▸ WHAT YOU NEED TO DO
Across the entries below, how many lines contain the word "this"? Give the number alone.

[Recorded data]
________________________

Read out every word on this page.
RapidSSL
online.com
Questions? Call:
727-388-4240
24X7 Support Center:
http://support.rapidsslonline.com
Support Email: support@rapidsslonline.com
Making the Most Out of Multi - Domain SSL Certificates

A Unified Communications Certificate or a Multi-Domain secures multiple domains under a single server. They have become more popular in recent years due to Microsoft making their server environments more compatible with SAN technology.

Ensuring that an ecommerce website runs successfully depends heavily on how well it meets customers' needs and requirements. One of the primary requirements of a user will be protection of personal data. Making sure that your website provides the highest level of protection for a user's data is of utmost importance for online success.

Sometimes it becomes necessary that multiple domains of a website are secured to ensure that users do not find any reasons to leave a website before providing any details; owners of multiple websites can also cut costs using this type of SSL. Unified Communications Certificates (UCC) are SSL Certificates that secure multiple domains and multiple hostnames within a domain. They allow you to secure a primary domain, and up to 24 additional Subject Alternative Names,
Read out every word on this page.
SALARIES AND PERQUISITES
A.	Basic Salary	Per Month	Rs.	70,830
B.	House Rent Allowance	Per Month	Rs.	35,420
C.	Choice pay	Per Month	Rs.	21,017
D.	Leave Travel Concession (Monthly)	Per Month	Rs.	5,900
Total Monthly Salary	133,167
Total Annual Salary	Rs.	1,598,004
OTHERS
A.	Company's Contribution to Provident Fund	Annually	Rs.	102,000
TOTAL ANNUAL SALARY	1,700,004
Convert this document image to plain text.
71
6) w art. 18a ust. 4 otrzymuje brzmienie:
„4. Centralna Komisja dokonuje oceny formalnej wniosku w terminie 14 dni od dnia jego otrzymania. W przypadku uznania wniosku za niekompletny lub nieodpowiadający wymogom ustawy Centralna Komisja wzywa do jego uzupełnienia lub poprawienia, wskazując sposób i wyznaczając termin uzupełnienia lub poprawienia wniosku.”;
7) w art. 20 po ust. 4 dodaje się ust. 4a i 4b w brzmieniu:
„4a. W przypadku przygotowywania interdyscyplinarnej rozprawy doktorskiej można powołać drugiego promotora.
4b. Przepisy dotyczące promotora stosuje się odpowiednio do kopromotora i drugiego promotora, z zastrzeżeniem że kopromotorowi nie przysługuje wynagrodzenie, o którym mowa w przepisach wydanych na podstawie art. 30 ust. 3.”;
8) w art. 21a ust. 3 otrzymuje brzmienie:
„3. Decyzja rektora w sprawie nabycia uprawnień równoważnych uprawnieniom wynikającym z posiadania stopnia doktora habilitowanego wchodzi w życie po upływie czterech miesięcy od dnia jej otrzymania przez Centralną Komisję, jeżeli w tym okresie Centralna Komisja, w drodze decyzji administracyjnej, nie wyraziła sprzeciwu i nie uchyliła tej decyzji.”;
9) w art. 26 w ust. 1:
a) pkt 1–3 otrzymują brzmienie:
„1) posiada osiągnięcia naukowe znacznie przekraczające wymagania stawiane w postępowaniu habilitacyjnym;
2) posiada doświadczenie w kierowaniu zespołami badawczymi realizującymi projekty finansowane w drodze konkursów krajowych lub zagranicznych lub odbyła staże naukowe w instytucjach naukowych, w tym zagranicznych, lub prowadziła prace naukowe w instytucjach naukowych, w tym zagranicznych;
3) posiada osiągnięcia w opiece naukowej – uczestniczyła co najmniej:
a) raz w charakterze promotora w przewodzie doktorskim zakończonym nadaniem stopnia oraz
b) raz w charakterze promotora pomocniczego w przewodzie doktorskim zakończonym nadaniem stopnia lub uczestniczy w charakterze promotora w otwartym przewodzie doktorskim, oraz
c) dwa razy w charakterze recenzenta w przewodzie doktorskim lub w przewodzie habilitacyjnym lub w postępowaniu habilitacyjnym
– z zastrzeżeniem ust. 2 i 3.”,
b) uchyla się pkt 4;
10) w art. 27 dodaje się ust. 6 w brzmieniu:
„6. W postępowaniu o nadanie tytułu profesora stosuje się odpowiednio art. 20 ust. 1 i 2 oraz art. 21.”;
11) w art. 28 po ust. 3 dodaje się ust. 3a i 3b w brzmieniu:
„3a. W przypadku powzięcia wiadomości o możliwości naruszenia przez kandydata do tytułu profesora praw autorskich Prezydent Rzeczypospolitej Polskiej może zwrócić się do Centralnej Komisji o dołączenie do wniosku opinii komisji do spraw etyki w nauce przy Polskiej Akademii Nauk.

________________________

▸ TASK OUTPUT
4